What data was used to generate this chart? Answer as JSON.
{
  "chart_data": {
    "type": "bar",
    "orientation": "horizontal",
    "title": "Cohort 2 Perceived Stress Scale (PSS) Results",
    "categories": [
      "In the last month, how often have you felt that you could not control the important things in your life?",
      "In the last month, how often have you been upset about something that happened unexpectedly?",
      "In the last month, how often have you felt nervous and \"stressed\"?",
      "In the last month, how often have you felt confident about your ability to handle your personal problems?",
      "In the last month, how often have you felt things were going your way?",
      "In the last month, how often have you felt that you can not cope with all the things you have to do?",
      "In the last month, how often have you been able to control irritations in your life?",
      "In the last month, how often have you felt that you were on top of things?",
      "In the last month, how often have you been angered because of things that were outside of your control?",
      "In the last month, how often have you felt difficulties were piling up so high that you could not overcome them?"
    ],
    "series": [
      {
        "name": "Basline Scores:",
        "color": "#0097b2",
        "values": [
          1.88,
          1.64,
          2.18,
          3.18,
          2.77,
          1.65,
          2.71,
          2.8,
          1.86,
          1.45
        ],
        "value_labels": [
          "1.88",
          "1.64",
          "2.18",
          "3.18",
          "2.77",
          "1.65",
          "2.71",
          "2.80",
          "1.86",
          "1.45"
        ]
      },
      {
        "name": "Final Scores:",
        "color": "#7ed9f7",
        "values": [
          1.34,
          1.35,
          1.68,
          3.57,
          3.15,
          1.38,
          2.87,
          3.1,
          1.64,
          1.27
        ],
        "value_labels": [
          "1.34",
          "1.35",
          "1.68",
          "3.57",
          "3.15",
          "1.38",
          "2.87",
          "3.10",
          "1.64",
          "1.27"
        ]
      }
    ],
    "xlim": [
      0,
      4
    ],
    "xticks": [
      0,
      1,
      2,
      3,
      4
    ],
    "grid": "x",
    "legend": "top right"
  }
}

□ □ □ □ □

### Given instruction
Copy each record from above exactly, and include every line.

### Solution to this problem
What data was used to generate this chart? Answer as JSON.
{
  "chart_data": {
    "type": "bar",
    "orientation": "horizontal",
    "title": "Cohort 2 Perceived Stress Scale (PSS) Results",
    "categories": [
      "In the last month, how often have you felt that you could not control the important things in your life?",
      "In the last month, how often have you been upset about something that happened unexpectedly?",
      "In the last month, how often have you felt nervous and \"stressed\"?",
      "In the last month, how often have you felt confident about your ability to handle your personal problems?",
      "In the last month, how often have you felt things were going your way?",
      "In the last month, how often have you felt that you can not cope with all the things you have to do?",
      "In the last month, how often have you been able to control irritations in your life?",
      "In the last month, how often have you felt that you were on top of things?",
      "In the last month, how often have you been angered because of things that were outside of your control?",
      "In the last month, how often have you felt difficulties were piling up so high that you could not overcome them?"
    ],
    "series": [
      {
        "name": "Basline Scores:",
        "color": "#0097b2",
        "values": [
          1.88,
          1.64,
          2.18,
          3.18,
          2.77,
          1.65,
          2.71,
          2.8,
          1.86,
          1.45
        ],
        "value_labels": [
          "1.88",
          "1.64",
          "2.18",
          "3.18",
          "2.77",
          "1.65",
          "2.71",
          "2.80",
          "1.86",
          "1.45"
        ]
      },
      {
        "name": "Final Scores:",
        "color": "#7ed9f7",
        "values": [
          1.34,
          1.35,
          1.68,
          3.57,
          3.15,
          1.38,
          2.87,
          3.1,
          1.64,
          1.27
        ],
        "value_labels": [
          "1.34",
          "1.35",
          "1.68",
          "3.57",
          "3.15",
          "1.38",
          "2.87",
          "3.10",
          "1.64",
          "1.27"
        ]
      }
    ],
    "xlim": [
      0,
      4
    ],
    "xticks": [
      0,
      1,
      2,
      3,
      4
    ],
    "grid": "x",
    "legend": "top right"
  }
}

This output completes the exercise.